▶ Exercise task A:
Extract every line of the patent-figure listing word for word, covering the whole listing but not the recession article. Leave the pictures out of your answer.

▶ Excerpt provided:
⁂

Recession in the eye of the beholder

Head winds, volatility, mortgage-related assets, collateralized debt obligations, Federal Deposit Insurance Corporation, auction rate securities, false bottom, recession. “Words, words, words,” as Eliza Doolittle screamed at Professor Higgins’ insistence on precision in their pronunciation and usage. We have been deluged with often confusing terms.

Most important is “recession.” There is a widespread misunderstanding that we are in a recession when the economy records two quarters of negative growth. So when the gross domestic product growth figure for the last quarter of 2007 was revised from a positive 0.6 percent to a negative 0.2 percent, it seemed that one more such negative number, and America would be officially in recession.

Not so. It is up to the nonprofit National Bureau of Economic Research to decide whether America has slipped into recession, and it doesn’t do so unless in its judgment there is “a significant decline in economic activity spread across the economy, lasting more than a few months.”

If the folks at the NBER spent their days listening to the cries of pain in the halls of such as Merrill Lynch, which has taken write-downs of $46 billion in the past year, they would long ago have signaled “recession.”

But if instead they listen to men on the hard edge of the consumer economy, they might think things are booming: Bob Iger, chief executive officer of Disney, says his theme parks are booming and he sees no sign of recession.

⁂

▶ Input for this task:

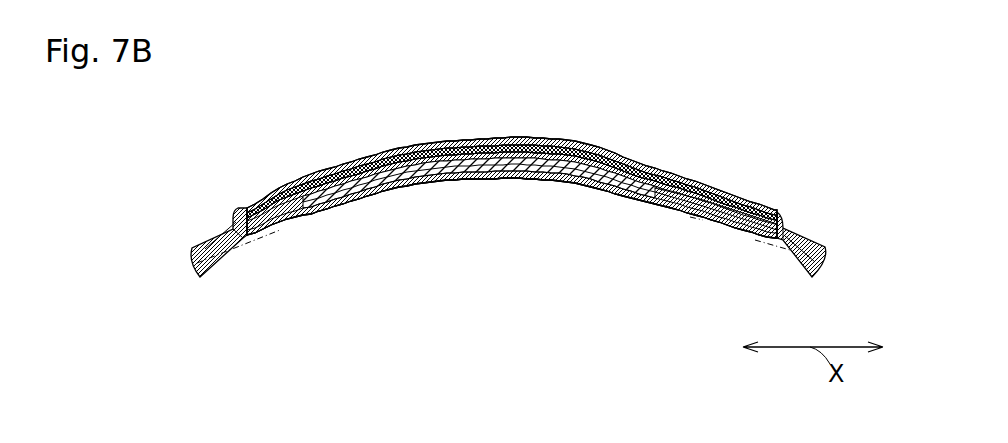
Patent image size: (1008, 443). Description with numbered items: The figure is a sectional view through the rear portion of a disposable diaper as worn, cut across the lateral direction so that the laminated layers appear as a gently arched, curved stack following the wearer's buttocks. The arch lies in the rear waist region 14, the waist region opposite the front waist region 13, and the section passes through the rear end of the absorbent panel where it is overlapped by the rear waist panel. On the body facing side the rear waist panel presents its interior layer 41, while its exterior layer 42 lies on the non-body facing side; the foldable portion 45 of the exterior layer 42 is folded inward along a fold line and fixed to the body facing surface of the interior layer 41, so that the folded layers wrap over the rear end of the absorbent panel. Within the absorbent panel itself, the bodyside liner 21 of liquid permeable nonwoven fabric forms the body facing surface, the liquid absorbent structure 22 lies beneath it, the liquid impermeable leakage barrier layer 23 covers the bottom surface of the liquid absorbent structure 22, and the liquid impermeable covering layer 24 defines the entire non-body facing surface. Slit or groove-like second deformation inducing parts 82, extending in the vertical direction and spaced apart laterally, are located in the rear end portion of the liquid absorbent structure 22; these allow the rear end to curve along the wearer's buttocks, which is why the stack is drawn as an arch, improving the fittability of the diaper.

The front waist region 13 is at (512, 187).
The rear waist region 14 is at (783, 228).
The bodyside liner 21 is at (562, 183).
The liquid absorbent structure 22 is at (560, 148).
The liquid impermeable leakage barrier layer 23 is at (671, 172).
The liquid impermeable covering layer 24 is at (370, 148).
The interior layer 41 is at (443, 148).
The exterior layer 42 is at (483, 148).
The foldable portion 45 is at (512, 183).
The second deformation inducing parts 82 is at (400, 148).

⁂

▶ Exercise task B:
According to the recession article, which organization decides whether America has slipped into recession?

▶ Task solution A:
Patent image size: (1008, 443). Description with numbered items: The figure is a sectional view through the rear portion of a disposable diaper as worn, cut across the lateral direction so that the laminated layers appear as a gently arched, curved stack following the wearer's buttocks. The arch lies in the rear waist region 14, the waist region opposite the front waist region 13, and the section passes through the rear end of the absorbent panel where it is overlapped by the rear waist panel. On the body facing side the rear waist panel presents its interior layer 41, while its exterior layer 42 lies on the non-body facing side; the foldable portion 45 of the exterior layer 42 is folded inward along a fold line and fixed to the body facing surface of the interior layer 41, so that the folded layers wrap over the rear end of the absorbent panel. Within the absorbent panel itself, the bodyside liner 21 of liquid permeable nonwoven fabric forms the body facing surface, the liquid absorbent structure 22 lies beneath it, the liquid impermeable leakage barrier layer 23 covers the bottom surface of the liquid absorbent structure 22, and the liquid impermeable covering layer 24 defines the entire non-body facing surface. Slit or groove-like second deformation inducing parts 82, extending in the vertical direction and spaced apart laterally, are located in the rear end portion of the liquid absorbent structure 22; these allow the rear end to curve along the wearer's buttocks, which is why the stack is drawn as an arch, improving the fittability of the diaper.

The front waist region 13 is at (512, 187).
The rear waist region 14 is at (783, 228).
The bodyside liner 21 is at (562, 183).
The liquid absorbent structure 22 is at (560, 148).
The liquid impermeable leakage barrier layer 23 is at (671, 172).
The liquid impermeable covering layer 24 is at (370, 148).
The interior layer 41 is at (443, 148).
The exterior layer 42 is at (483, 148).
The foldable portion 45 is at (512, 183).
The second deformation inducing parts 82 is at (400, 148).

▶ Task solution B:
The nonprofit National Bureau of Economic Research.